What you need to do>
Find out how many lines of the material contain the string "thickness" and give only that figure.

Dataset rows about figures
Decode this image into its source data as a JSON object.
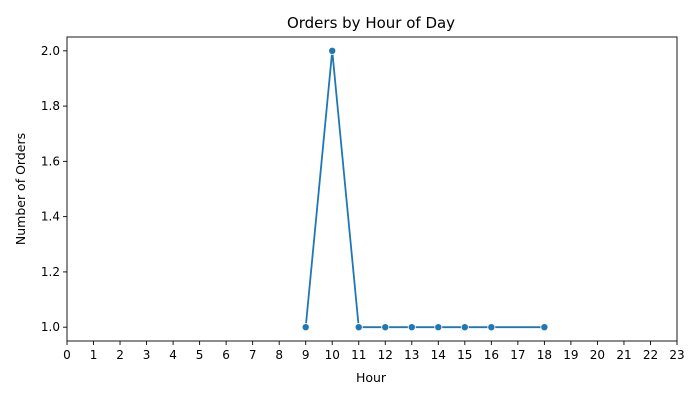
{
  "chart_data": {
    "type": "line",
    "title": "Orders by Hour of Day",
    "xlabel": "Hour",
    "ylabel": "Number of Orders",
    "xlim": [
      0,
      23
    ],
    "ylim": [
      0.95,
      2.05
    ],
    "xticks": [
      "0",
      "1",
      "2",
      "3",
      "4",
      "5",
      "6",
      "7",
      "8",
      "9",
      "10",
      "11",
      "12",
      "13",
      "14",
      "15",
      "16",
      "17",
      "18",
      "19",
      "20",
      "21",
      "22",
      "23"
    ],
    "yticks": [
      "1.0",
      "1.2",
      "1.4",
      "1.6",
      "1.8",
      "2.0"
    ],
    "grid": false,
    "series": [
      {
        "color": "#1f77b4",
        "marker": "circle",
        "x": [
          9,
          10,
          11,
          12,
          13,
          14,
          15,
          16,
          18
        ],
        "y": [
          1,
          2,
          1,
          1,
          1,
          1,
          1,
          1,
          1
        ]
      }
    ]
  }
}
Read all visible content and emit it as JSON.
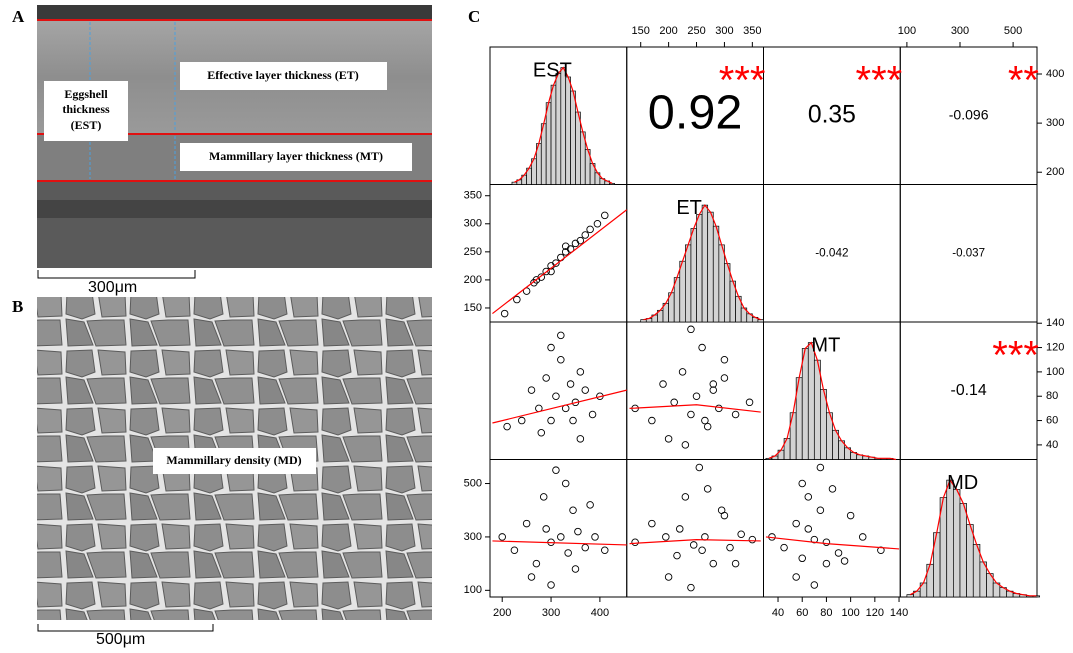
{
  "panel_a": {
    "label": "A",
    "est": [
      "Eggshell",
      "thickness",
      "(EST)"
    ],
    "et": "Effective layer thickness (ET)",
    "mt": "Mammillary layer thickness (MT)",
    "scale": "300μm"
  },
  "panel_b": {
    "label": "B",
    "md": "Mammillary density (MD)",
    "scale": "500μm"
  },
  "chart_data": {
    "type": "pairs",
    "label": "C",
    "hist_color": "#d3d3d3",
    "line_color": "#ff0000",
    "variables": [
      {
        "name": "EST",
        "lim": [
          175,
          455
        ],
        "ticks": [
          200,
          300,
          400
        ]
      },
      {
        "name": "ET",
        "lim": [
          125,
          370
        ],
        "ticks": [
          150,
          200,
          250,
          300,
          350
        ]
      },
      {
        "name": "MT",
        "lim": [
          28,
          141
        ],
        "ticks": [
          40,
          60,
          80,
          100,
          120,
          140
        ]
      },
      {
        "name": "MD",
        "lim": [
          75,
          590
        ],
        "ticks": [
          100,
          300,
          500
        ]
      }
    ],
    "histograms": [
      {
        "bins": [
          220,
          230,
          240,
          250,
          260,
          270,
          280,
          290,
          300,
          310,
          320,
          330,
          340,
          350,
          360,
          370,
          380,
          390,
          400,
          410,
          420,
          430
        ],
        "counts": [
          2,
          4,
          8,
          14,
          22,
          35,
          52,
          70,
          85,
          95,
          100,
          92,
          80,
          62,
          45,
          30,
          18,
          10,
          5,
          3,
          1
        ]
      },
      {
        "bins": [
          150,
          160,
          170,
          180,
          190,
          200,
          210,
          220,
          230,
          240,
          250,
          260,
          270,
          280,
          290,
          300,
          310,
          320,
          330,
          340,
          350,
          360,
          370
        ],
        "counts": [
          2,
          3,
          6,
          10,
          16,
          25,
          38,
          52,
          66,
          80,
          92,
          100,
          94,
          82,
          66,
          50,
          35,
          22,
          12,
          7,
          4,
          2
        ]
      },
      {
        "bins": [
          30,
          35,
          40,
          45,
          50,
          55,
          60,
          65,
          70,
          75,
          80,
          85,
          90,
          95,
          100,
          105,
          110,
          115,
          120,
          125,
          130,
          135,
          140
        ],
        "counts": [
          1,
          3,
          8,
          18,
          40,
          70,
          95,
          100,
          85,
          60,
          40,
          25,
          16,
          10,
          6,
          4,
          3,
          2,
          1,
          1,
          1,
          0
        ]
      },
      {
        "bins": [
          100,
          125,
          150,
          175,
          200,
          225,
          250,
          275,
          300,
          325,
          350,
          375,
          400,
          425,
          450,
          475,
          500,
          525,
          550,
          575,
          600
        ],
        "counts": [
          2,
          5,
          12,
          28,
          55,
          85,
          100,
          92,
          80,
          62,
          45,
          30,
          20,
          12,
          8,
          5,
          3,
          2,
          1,
          1
        ]
      }
    ],
    "correlations": [
      {
        "x_var": 1,
        "y_var": 0,
        "r": 0.92,
        "stars": "***"
      },
      {
        "x_var": 2,
        "y_var": 0,
        "r": 0.35,
        "stars": "***"
      },
      {
        "x_var": 3,
        "y_var": 0,
        "r": -0.096,
        "stars": "**"
      },
      {
        "x_var": 2,
        "y_var": 1,
        "r": -0.042
      },
      {
        "x_var": 3,
        "y_var": 1,
        "r": -0.037
      },
      {
        "x_var": 3,
        "y_var": 2,
        "r": -0.14,
        "stars": "***"
      }
    ],
    "scatter": [
      {
        "x_var": 0,
        "y_var": 1,
        "x": [
          205,
          230,
          250,
          265,
          280,
          290,
          300,
          310,
          320,
          330,
          340,
          350,
          360,
          370,
          380,
          395,
          410,
          300,
          330,
          270
        ],
        "y": [
          140,
          165,
          180,
          195,
          205,
          215,
          225,
          230,
          240,
          250,
          255,
          265,
          270,
          280,
          290,
          300,
          315,
          215,
          260,
          200
        ],
        "smooth_x": [
          180,
          455
        ],
        "smooth_y": [
          140,
          325
        ]
      },
      {
        "x_var": 0,
        "y_var": 2,
        "x": [
          210,
          240,
          260,
          275,
          290,
          300,
          310,
          320,
          330,
          340,
          350,
          360,
          370,
          385,
          400,
          280,
          320,
          345,
          300,
          360
        ],
        "y": [
          55,
          60,
          85,
          70,
          95,
          60,
          80,
          110,
          70,
          90,
          75,
          100,
          85,
          65,
          80,
          50,
          130,
          60,
          120,
          45
        ],
        "smooth_x": [
          180,
          455
        ],
        "smooth_y": [
          58,
          85
        ]
      },
      {
        "x_var": 1,
        "y_var": 2,
        "x": [
          140,
          170,
          190,
          210,
          225,
          240,
          250,
          260,
          270,
          280,
          290,
          300,
          320,
          345,
          200,
          240,
          265,
          300,
          230,
          280
        ],
        "y": [
          70,
          60,
          90,
          75,
          100,
          65,
          80,
          120,
          55,
          85,
          70,
          95,
          65,
          75,
          45,
          135,
          60,
          110,
          40,
          90
        ],
        "smooth_x": [
          130,
          250,
          365
        ],
        "smooth_y": [
          70,
          73,
          67
        ]
      },
      {
        "x_var": 0,
        "y_var": 3,
        "x": [
          200,
          225,
          250,
          270,
          285,
          300,
          310,
          320,
          335,
          345,
          355,
          370,
          390,
          410,
          260,
          300,
          330,
          380,
          290,
          350
        ],
        "y": [
          300,
          250,
          350,
          200,
          450,
          280,
          550,
          300,
          240,
          400,
          320,
          260,
          300,
          250,
          150,
          120,
          500,
          420,
          330,
          180
        ],
        "smooth_x": [
          180,
          455
        ],
        "smooth_y": [
          285,
          270
        ]
      },
      {
        "x_var": 1,
        "y_var": 3,
        "x": [
          140,
          170,
          195,
          215,
          230,
          245,
          255,
          265,
          280,
          295,
          310,
          330,
          350,
          200,
          240,
          270,
          300,
          220,
          260,
          320
        ],
        "y": [
          280,
          350,
          300,
          230,
          450,
          270,
          560,
          300,
          200,
          400,
          260,
          310,
          290,
          150,
          110,
          480,
          380,
          330,
          250,
          200
        ],
        "smooth_x": [
          130,
          250,
          365
        ],
        "smooth_y": [
          275,
          290,
          285
        ]
      },
      {
        "x_var": 2,
        "y_var": 3,
        "x": [
          35,
          45,
          55,
          60,
          65,
          70,
          75,
          80,
          90,
          100,
          110,
          125,
          55,
          70,
          85,
          65,
          95,
          75,
          60,
          80
        ],
        "y": [
          300,
          260,
          350,
          220,
          450,
          290,
          560,
          280,
          240,
          380,
          300,
          250,
          150,
          120,
          480,
          330,
          210,
          400,
          500,
          200
        ],
        "smooth_x": [
          30,
          80,
          140
        ],
        "smooth_y": [
          300,
          275,
          255
        ]
      }
    ]
  }
}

Result of the task>
3